YOUR GOAL:
Extract the lines that hold the string "calendar".

Collected data entries:
[BEGIN]

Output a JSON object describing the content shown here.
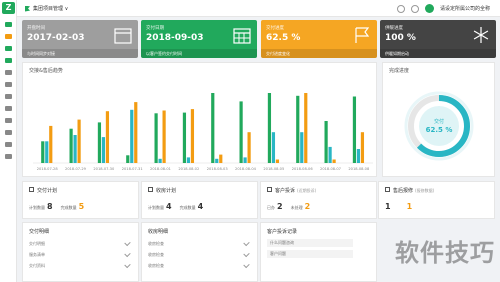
{
  "app": {
    "logo_text": "Z",
    "brand": "集团项目管理 ∨",
    "user": "请设定所属公司的全称",
    "colors": {
      "green": "#21a95c",
      "blue": "#2a9fd8",
      "orange": "#f39c12",
      "gray": "#9e9e9e",
      "dark": "#444444",
      "teal": "#29b6c4"
    }
  },
  "cards": [
    {
      "label": "开盘时间",
      "value": "2017-02-03",
      "foot": "与时间同步对接",
      "color": "#9e9e9e",
      "icon": "calendar-icon"
    },
    {
      "label": "交付日期",
      "value": "2018-09-03",
      "foot": "以客户签约交付时间",
      "color": "#21a95c",
      "icon": "grid-calendar-icon"
    },
    {
      "label": "交付进度",
      "value": "62.5 %",
      "foot": "交付进度变化",
      "color": "#f5a623",
      "icon": "flag-icon"
    },
    {
      "label": "供暖进度",
      "value": "100 %",
      "foot": "供暖如期启动",
      "color": "#444444",
      "icon": "snowflake-icon"
    }
  ],
  "chart_data": {
    "type": "bar",
    "title": "交接&售后趋势",
    "categories": [
      "2018-07-28",
      "2018-07-29",
      "2018-07-30",
      "2018-07-31",
      "2018-08-01",
      "2018-08-02",
      "2018-08-03",
      "2018-08-04",
      "2018-08-05",
      "2018-08-06",
      "2018-08-07",
      "2018-08-08"
    ],
    "series": [
      {
        "color": "#21a95c",
        "values": [
          31,
          49,
          58,
          11,
          71,
          72,
          100,
          88,
          100,
          96,
          60,
          95
        ]
      },
      {
        "color": "#29b6c4",
        "values": [
          31,
          40,
          37,
          76,
          6,
          8,
          6,
          8,
          44,
          44,
          23,
          20
        ]
      },
      {
        "color": "#f39c12",
        "values": [
          53,
          62,
          74,
          87,
          75,
          77,
          12,
          44,
          5,
          100,
          5,
          44
        ]
      }
    ],
    "ylim": [
      0,
      100
    ]
  },
  "donut": {
    "title": "完成进度",
    "label": "交付",
    "value": "62.5 %",
    "percent": 62.5
  },
  "stats": [
    {
      "title": "交付计划",
      "sub": "",
      "k1": "计划数量",
      "v1": "8",
      "k2": "完成数量",
      "v2": "5",
      "icon": "hand-icon"
    },
    {
      "title": "收房计划",
      "sub": "",
      "k1": "计划数量",
      "v1": "4",
      "k2": "完成数量",
      "v2": "4",
      "icon": "house-key-icon"
    },
    {
      "title": "客户投诉",
      "sub": "(近期投诉)",
      "k1": "已办",
      "v1": "2",
      "k2": "未处理",
      "v2": "2",
      "icon": "people-icon"
    },
    {
      "title": "售后报修",
      "sub": "(报修数据)",
      "k1": "",
      "v1": "1",
      "k2": "",
      "v2": "1",
      "icon": "wrench-icon"
    }
  ],
  "lists": [
    {
      "title": "交付明细",
      "rows": [
        "交付明细",
        "服务清单",
        "交付资料"
      ]
    },
    {
      "title": "收房明细",
      "rows": [
        "收房检查",
        "收房检查",
        "收房检查"
      ]
    },
    {
      "title": "客户投诉记录",
      "rows": [
        "什么问题咨询",
        "客户问题"
      ]
    }
  ],
  "watermark": "软件技巧"
}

[END]

OUTPUT FOR THIS EXERCISE:
      "icon": "calendar-icon"
      "icon": "grid-calendar-icon"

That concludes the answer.